Raw data below:
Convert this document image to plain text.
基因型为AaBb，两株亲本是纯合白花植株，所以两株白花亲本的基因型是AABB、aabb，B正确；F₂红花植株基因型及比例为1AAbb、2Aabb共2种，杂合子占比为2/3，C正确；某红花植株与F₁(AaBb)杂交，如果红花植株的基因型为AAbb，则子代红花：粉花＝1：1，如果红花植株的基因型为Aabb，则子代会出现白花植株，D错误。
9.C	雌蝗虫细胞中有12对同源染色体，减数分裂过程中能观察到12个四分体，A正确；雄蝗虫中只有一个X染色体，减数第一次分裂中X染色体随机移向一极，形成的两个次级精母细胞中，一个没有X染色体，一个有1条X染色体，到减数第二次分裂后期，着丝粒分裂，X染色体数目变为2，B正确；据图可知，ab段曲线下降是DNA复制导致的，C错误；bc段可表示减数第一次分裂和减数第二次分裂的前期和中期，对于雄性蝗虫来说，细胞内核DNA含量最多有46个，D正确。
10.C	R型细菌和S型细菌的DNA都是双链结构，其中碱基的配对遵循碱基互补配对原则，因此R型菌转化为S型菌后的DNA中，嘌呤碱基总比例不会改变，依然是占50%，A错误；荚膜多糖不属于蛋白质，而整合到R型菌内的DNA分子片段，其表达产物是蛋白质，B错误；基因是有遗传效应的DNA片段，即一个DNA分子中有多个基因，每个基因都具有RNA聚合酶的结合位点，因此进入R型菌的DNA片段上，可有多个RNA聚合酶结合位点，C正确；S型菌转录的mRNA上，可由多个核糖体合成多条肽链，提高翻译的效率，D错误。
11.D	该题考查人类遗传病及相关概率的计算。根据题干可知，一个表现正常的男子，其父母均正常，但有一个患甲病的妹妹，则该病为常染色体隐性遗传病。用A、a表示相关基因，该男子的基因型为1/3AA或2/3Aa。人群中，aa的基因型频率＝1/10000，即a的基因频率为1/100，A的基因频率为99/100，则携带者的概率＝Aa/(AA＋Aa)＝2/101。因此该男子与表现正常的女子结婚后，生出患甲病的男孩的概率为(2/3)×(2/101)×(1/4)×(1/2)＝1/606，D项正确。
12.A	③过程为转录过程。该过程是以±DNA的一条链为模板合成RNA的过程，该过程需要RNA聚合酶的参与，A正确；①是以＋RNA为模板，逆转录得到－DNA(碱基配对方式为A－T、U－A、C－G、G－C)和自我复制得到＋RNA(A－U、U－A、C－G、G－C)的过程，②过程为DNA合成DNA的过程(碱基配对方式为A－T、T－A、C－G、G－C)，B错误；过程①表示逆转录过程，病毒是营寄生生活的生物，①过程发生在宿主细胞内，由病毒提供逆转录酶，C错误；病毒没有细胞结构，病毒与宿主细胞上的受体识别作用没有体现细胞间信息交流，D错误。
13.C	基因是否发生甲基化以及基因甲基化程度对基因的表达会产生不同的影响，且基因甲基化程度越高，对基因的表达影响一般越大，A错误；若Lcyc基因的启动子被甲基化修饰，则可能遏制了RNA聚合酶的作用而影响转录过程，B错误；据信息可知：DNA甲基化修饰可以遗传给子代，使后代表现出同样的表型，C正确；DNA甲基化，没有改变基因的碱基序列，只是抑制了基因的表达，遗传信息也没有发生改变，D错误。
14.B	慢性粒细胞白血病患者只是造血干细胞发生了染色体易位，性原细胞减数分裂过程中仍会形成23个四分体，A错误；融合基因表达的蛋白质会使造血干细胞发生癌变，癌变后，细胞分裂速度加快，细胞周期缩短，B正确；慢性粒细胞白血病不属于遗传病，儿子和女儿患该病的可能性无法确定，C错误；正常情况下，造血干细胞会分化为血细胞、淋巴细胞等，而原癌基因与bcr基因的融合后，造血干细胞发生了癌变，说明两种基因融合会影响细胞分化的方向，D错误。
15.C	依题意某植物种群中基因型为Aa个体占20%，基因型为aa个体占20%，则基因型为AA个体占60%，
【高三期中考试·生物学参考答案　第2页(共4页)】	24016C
End of Raw data.
= Requirement =
The response should be every record above restated exactly.

= Answer area =
Convert this document image to plain text.
基因型为AaBb，两株亲本是纯合白花植株，所以两株白花亲本的基因型是AABB、aabb，B正确；F₂红花植株基因型及比例为1AAbb、2Aabb共2种，杂合子占比为2/3，C正确；某红花植株与F₁(AaBb)杂交，如果红花植株的基因型为AAbb，则子代红花：粉花＝1：1，如果红花植株的基因型为Aabb，则子代会出现白花植株，D错误。
9.C	雌蝗虫细胞中有12对同源染色体，减数分裂过程中能观察到12个四分体，A正确；雄蝗虫中只有一个X染色体，减数第一次分裂中X染色体随机移向一极，形成的两个次级精母细胞中，一个没有X染色体，一个有1条X染色体，到减数第二次分裂后期，着丝粒分裂，X染色体数目变为2，B正确；据图可知，ab段曲线下降是DNA复制导致的，C错误；bc段可表示减数第一次分裂和减数第二次分裂的前期和中期，对于雄性蝗虫来说，细胞内核DNA含量最多有46个，D正确。
10.C	R型细菌和S型细菌的DNA都是双链结构，其中碱基的配对遵循碱基互补配对原则，因此R型菌转化为S型菌后的DNA中，嘌呤碱基总比例不会改变，依然是占50%，A错误；荚膜多糖不属于蛋白质，而整合到R型菌内的DNA分子片段，其表达产物是蛋白质，B错误；基因是有遗传效应的DNA片段，即一个DNA分子中有多个基因，每个基因都具有RNA聚合酶的结合位点，因此进入R型菌的DNA片段上，可有多个RNA聚合酶结合位点，C正确；S型菌转录的mRNA上，可由多个核糖体合成多条肽链，提高翻译的效率，D错误。
11.D	该题考查人类遗传病及相关概率的计算。根据题干可知，一个表现正常的男子，其父母均正常，但有一个患甲病的妹妹，则该病为常染色体隐性遗传病。用A、a表示相关基因，该男子的基因型为1/3AA或2/3Aa。人群中，aa的基因型频率＝1/10000，即a的基因频率为1/100，A的基因频率为99/100，则携带者的概率＝Aa/(AA＋Aa)＝2/101。因此该男子与表现正常的女子结婚后，生出患甲病的男孩的概率为(2/3)×(2/101)×(1/4)×(1/2)＝1/606，D项正确。
12.A	③过程为转录过程。该过程是以±DNA的一条链为模板合成RNA的过程，该过程需要RNA聚合酶的参与，A正确；①是以＋RNA为模板，逆转录得到－DNA(碱基配对方式为A－T、U－A、C－G、G－C)和自我复制得到＋RNA(A－U、U－A、C－G、G－C)的过程，②过程为DNA合成DNA的过程(碱基配对方式为A－T、T－A、C－G、G－C)，B错误；过程①表示逆转录过程，病毒是营寄生生活的生物，①过程发生在宿主细胞内，由病毒提供逆转录酶，C错误；病毒没有细胞结构，病毒与宿主细胞上的受体识别作用没有体现细胞间信息交流，D错误。
13.C	基因是否发生甲基化以及基因甲基化程度对基因的表达会产生不同的影响，且基因甲基化程度越高，对基因的表达影响一般越大，A错误；若Lcyc基因的启动子被甲基化修饰，则可能遏制了RNA聚合酶的作用而影响转录过程，B错误；据信息可知：DNA甲基化修饰可以遗传给子代，使后代表现出同样的表型，C正确；DNA甲基化，没有改变基因的碱基序列，只是抑制了基因的表达，遗传信息也没有发生改变，D错误。
14.B	慢性粒细胞白血病患者只是造血干细胞发生了染色体易位，性原细胞减数分裂过程中仍会形成23个四分体，A错误；融合基因表达的蛋白质会使造血干细胞发生癌变，癌变后，细胞分裂速度加快，细胞周期缩短，B正确；慢性粒细胞白血病不属于遗传病，儿子和女儿患该病的可能性无法确定，C错误；正常情况下，造血干细胞会分化为血细胞、淋巴细胞等，而原癌基因与bcr基因的融合后，造血干细胞发生了癌变，说明两种基因融合会影响细胞分化的方向，D错误。
15.C	依题意某植物种群中基因型为Aa个体占20%，基因型为aa个体占20%，则基因型为AA个体占60%，
【高三期中考试·生物学参考答案　第2页(共4页)】	24016C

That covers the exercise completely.